▶ **Task to complete**: Look through the lines below and extract each one that contains "Трек".

▶ **Rows**:
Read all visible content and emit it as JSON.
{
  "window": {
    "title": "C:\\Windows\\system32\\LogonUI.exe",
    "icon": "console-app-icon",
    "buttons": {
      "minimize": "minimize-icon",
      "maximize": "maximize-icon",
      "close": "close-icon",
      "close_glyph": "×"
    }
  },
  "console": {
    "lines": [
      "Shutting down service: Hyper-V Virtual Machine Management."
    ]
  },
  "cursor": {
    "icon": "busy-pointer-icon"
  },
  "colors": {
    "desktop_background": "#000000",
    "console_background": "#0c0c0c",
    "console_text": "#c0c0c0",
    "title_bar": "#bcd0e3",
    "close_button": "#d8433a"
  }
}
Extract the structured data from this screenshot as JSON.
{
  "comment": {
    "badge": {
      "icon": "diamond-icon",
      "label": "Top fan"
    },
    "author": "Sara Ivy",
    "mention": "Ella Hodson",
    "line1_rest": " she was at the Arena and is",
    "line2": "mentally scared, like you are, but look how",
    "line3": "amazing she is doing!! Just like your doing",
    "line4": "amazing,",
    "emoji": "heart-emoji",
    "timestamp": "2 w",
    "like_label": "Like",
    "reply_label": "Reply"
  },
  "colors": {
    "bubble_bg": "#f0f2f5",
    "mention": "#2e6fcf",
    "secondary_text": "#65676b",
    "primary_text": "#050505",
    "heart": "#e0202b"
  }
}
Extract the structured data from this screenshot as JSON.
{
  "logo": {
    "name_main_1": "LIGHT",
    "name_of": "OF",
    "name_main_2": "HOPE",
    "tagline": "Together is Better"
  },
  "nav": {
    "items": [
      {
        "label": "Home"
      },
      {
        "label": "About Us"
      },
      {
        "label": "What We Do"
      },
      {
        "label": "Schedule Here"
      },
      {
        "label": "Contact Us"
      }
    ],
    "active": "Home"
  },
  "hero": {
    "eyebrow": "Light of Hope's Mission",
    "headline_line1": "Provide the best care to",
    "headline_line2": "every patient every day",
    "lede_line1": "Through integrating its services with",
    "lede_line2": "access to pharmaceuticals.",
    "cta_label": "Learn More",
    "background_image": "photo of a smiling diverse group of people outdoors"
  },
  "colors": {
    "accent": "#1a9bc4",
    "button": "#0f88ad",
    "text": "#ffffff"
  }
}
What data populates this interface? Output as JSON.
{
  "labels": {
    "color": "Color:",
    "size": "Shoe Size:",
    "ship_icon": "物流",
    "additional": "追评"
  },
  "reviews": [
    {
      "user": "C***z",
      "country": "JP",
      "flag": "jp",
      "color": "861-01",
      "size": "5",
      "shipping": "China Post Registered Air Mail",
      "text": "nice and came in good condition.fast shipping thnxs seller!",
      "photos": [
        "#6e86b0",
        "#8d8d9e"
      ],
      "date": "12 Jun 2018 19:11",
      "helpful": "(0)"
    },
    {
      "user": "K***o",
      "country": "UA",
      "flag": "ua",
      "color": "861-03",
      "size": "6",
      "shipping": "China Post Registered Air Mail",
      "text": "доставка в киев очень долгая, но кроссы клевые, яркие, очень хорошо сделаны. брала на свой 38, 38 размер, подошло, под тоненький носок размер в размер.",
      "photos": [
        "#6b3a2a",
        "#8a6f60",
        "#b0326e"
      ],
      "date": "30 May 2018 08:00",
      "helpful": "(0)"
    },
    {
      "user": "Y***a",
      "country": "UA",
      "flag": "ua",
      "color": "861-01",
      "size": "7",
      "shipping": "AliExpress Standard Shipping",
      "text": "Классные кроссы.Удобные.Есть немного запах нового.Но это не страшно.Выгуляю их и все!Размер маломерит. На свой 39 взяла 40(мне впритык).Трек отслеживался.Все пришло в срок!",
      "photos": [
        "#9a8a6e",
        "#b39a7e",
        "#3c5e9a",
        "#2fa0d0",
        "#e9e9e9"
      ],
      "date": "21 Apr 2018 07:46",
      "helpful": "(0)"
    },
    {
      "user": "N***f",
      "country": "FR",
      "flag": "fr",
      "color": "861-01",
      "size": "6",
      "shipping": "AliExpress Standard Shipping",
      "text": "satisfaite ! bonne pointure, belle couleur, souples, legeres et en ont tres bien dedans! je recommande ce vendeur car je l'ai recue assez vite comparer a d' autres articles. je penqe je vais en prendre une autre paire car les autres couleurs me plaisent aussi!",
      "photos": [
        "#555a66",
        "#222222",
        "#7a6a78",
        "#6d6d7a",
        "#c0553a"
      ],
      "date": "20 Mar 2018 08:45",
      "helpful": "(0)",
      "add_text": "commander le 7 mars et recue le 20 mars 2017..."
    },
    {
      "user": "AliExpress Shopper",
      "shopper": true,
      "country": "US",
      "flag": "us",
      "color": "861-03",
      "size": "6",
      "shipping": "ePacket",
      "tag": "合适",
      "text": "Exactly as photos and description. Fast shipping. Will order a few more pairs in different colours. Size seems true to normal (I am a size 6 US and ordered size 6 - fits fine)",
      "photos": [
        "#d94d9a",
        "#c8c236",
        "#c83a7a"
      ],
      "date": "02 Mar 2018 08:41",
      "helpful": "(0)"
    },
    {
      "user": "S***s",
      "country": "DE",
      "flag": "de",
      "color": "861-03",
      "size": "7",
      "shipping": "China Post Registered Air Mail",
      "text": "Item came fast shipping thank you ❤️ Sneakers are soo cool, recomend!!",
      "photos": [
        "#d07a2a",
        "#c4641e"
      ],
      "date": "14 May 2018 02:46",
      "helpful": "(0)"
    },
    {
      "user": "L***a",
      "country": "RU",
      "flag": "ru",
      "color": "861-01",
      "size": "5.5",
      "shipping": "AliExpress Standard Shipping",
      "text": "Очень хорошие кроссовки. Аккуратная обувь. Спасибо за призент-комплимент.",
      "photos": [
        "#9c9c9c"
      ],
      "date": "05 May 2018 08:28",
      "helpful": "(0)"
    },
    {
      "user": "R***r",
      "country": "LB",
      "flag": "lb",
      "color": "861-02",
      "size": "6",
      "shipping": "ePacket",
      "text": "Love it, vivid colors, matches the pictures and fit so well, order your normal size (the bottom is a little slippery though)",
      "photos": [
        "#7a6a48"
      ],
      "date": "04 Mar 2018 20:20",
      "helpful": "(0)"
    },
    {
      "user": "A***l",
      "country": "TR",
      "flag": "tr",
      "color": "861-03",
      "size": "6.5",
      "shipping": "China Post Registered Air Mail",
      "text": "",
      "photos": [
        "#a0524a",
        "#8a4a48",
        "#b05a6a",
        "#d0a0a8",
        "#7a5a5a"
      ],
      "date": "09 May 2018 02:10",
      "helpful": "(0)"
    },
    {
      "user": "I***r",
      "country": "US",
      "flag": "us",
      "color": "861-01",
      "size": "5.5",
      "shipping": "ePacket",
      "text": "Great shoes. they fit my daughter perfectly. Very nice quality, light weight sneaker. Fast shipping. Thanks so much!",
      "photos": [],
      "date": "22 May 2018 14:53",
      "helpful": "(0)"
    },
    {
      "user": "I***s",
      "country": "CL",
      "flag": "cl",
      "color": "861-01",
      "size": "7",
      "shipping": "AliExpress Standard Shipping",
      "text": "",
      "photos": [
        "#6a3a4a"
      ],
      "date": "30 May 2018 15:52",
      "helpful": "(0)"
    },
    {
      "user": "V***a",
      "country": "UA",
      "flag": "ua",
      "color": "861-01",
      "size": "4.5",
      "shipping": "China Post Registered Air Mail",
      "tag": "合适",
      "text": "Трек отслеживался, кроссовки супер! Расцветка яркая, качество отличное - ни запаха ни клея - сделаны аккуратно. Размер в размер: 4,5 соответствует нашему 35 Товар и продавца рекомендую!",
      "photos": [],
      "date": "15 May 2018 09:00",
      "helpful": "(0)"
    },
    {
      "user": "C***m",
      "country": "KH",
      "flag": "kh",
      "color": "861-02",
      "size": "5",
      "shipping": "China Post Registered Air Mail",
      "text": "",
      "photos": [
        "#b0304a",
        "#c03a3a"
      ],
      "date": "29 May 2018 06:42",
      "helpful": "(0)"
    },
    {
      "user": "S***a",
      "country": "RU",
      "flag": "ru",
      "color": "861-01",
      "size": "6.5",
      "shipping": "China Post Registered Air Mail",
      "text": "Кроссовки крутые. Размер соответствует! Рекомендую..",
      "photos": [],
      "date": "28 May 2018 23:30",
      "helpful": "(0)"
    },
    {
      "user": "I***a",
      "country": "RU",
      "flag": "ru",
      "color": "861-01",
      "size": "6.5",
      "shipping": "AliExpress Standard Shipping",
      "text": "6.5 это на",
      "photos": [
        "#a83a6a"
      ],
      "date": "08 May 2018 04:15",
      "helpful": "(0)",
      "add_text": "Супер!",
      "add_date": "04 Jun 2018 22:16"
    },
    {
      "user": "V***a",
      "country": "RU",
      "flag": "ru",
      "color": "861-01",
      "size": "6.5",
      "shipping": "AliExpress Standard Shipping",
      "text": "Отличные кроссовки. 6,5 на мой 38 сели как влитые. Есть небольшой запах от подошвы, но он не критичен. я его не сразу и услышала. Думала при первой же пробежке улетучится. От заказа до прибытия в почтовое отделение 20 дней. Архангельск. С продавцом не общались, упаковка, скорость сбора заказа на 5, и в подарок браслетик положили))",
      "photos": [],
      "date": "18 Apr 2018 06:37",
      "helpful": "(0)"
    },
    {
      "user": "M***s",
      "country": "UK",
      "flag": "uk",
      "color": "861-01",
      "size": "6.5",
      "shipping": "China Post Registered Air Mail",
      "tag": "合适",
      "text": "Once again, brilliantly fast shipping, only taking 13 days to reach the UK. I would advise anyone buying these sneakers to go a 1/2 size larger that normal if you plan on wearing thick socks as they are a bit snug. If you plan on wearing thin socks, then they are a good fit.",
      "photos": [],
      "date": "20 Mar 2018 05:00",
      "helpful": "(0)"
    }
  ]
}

▶ **Response**:
      "text": "Классные кроссы.Удобные.Есть немного запах нового.Но это не страшно.Выгуляю их и все!Размер маломерит. На свой 39 взяла 40(мне впритык).Трек отслеживался.Все пришло в срок!",
      "text": "Трек отслеживался, кроссовки супер! Расцветка яркая, качество отличное - ни запаха ни клея - сделаны аккуратно. Размер в размер: 4,5 соответствует нашему 35 Товар и продавца рекомендую!",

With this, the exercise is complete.